▸ Exercise task
Copy out all the records, word for word.

▸ Data to use
=======

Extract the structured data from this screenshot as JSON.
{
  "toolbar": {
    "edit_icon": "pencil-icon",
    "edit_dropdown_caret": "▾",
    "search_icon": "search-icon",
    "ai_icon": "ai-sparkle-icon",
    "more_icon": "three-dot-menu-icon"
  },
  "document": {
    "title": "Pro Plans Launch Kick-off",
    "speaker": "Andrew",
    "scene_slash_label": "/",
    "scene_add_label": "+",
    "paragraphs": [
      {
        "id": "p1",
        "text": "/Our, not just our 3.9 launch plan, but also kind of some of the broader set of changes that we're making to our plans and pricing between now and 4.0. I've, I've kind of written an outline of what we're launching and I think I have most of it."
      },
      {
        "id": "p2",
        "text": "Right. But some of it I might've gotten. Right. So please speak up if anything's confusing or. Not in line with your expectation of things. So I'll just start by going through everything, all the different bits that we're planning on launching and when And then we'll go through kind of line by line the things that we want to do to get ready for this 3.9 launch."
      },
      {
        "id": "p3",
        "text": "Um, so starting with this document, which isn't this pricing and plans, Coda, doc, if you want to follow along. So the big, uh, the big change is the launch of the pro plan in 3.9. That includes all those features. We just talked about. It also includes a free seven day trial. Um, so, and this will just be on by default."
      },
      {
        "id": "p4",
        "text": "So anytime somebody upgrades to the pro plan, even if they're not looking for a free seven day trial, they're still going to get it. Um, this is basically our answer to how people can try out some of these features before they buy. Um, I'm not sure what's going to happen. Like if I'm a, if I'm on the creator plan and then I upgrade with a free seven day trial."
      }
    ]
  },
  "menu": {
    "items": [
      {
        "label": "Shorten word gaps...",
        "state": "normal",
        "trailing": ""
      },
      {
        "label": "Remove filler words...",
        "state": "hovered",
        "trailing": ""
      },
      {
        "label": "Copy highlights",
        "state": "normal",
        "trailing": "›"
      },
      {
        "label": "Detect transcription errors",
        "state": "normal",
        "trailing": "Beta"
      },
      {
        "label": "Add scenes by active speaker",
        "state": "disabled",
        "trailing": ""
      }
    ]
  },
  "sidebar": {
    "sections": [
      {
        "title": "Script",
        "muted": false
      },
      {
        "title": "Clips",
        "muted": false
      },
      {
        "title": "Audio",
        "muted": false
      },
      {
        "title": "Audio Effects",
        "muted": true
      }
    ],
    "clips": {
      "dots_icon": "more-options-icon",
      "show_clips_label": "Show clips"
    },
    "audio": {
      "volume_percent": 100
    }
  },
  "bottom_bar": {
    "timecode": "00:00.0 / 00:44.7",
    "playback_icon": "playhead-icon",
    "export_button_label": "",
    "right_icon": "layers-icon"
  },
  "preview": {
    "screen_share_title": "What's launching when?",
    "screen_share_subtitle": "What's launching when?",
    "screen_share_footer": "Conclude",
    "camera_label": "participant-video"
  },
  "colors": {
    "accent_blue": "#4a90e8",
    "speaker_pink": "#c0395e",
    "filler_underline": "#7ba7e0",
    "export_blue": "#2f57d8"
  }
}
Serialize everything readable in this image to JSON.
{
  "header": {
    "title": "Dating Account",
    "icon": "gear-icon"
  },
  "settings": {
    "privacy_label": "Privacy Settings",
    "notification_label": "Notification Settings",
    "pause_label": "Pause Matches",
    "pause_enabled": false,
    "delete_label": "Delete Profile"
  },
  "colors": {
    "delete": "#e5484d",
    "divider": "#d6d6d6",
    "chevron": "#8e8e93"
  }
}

=======

▸ Answer below
Extract the structured data from this screenshot as JSON.
{
  "toolbar": {
    "edit_icon": "pencil-icon",
    "edit_dropdown_caret": "▾",
    "search_icon": "search-icon",
    "ai_icon": "ai-sparkle-icon",
    "more_icon": "three-dot-menu-icon"
  },
  "document": {
    "title": "Pro Plans Launch Kick-off",
    "speaker": "Andrew",
    "scene_slash_label": "/",
    "scene_add_label": "+",
    "paragraphs": [
      {
        "id": "p1",
        "text": "/Our, not just our 3.9 launch plan, but also kind of some of the broader set of changes that we're making to our plans and pricing between now and 4.0. I've, I've kind of written an outline of what we're launching and I think I have most of it."
      },
      {
        "id": "p2",
        "text": "Right. But some of it I might've gotten. Right. So please speak up if anything's confusing or. Not in line with your expectation of things. So I'll just start by going through everything, all the different bits that we're planning on launching and when And then we'll go through kind of line by line the things that we want to do to get ready for this 3.9 launch."
      },
      {
        "id": "p3",
        "text": "Um, so starting with this document, which isn't this pricing and plans, Coda, doc, if you want to follow along. So the big, uh, the big change is the launch of the pro plan in 3.9. That includes all those features. We just talked about. It also includes a free seven day trial. Um, so, and this will just be on by default."
      },
      {
        "id": "p4",
        "text": "So anytime somebody upgrades to the pro plan, even if they're not looking for a free seven day trial, they're still going to get it. Um, this is basically our answer to how people can try out some of these features before they buy. Um, I'm not sure what's going to happen. Like if I'm a, if I'm on the creator plan and then I upgrade with a free seven day trial."
      }
    ]
  },
  "menu": {
    "items": [
      {
        "label": "Shorten word gaps...",
        "state": "normal",
        "trailing": ""
      },
      {
        "label": "Remove filler words...",
        "state": "hovered",
        "trailing": ""
      },
      {
        "label": "Copy highlights",
        "state": "normal",
        "trailing": "›"
      },
      {
        "label": "Detect transcription errors",
        "state": "normal",
        "trailing": "Beta"
      },
      {
        "label": "Add scenes by active speaker",
        "state": "disabled",
        "trailing": ""
      }
    ]
  },
  "sidebar": {
    "sections": [
      {
        "title": "Script",
        "muted": false
      },
      {
        "title": "Clips",
        "muted": false
      },
      {
        "title": "Audio",
        "muted": false
      },
      {
        "title": "Audio Effects",
        "muted": true
      }
    ],
    "clips": {
      "dots_icon": "more-options-icon",
      "show_clips_label": "Show clips"
    },
    "audio": {
      "volume_percent": 100
    }
  },
  "bottom_bar": {
    "timecode": "00:00.0 / 00:44.7",
    "playback_icon": "playhead-icon",
    "export_button_label": "",
    "right_icon": "layers-icon"
  },
  "preview": {
    "screen_share_title": "What's launching when?",
    "screen_share_subtitle": "What's launching when?",
    "screen_share_footer": "Conclude",
    "camera_label": "participant-video"
  },
  "colors": {
    "accent_blue": "#4a90e8",
    "speaker_pink": "#c0395e",
    "filler_underline": "#7ba7e0",
    "export_blue": "#2f57d8"
  }
}
Serialize everything readable in this image to JSON.
{
  "header": {
    "title": "Dating Account",
    "icon": "gear-icon"
  },
  "settings": {
    "privacy_label": "Privacy Settings",
    "notification_label": "Notification Settings",
    "pause_label": "Pause Matches",
    "pause_enabled": false,
    "delete_label": "Delete Profile"
  },
  "colors": {
    "delete": "#e5484d",
    "divider": "#d6d6d6",
    "chevron": "#8e8e93"
  }
}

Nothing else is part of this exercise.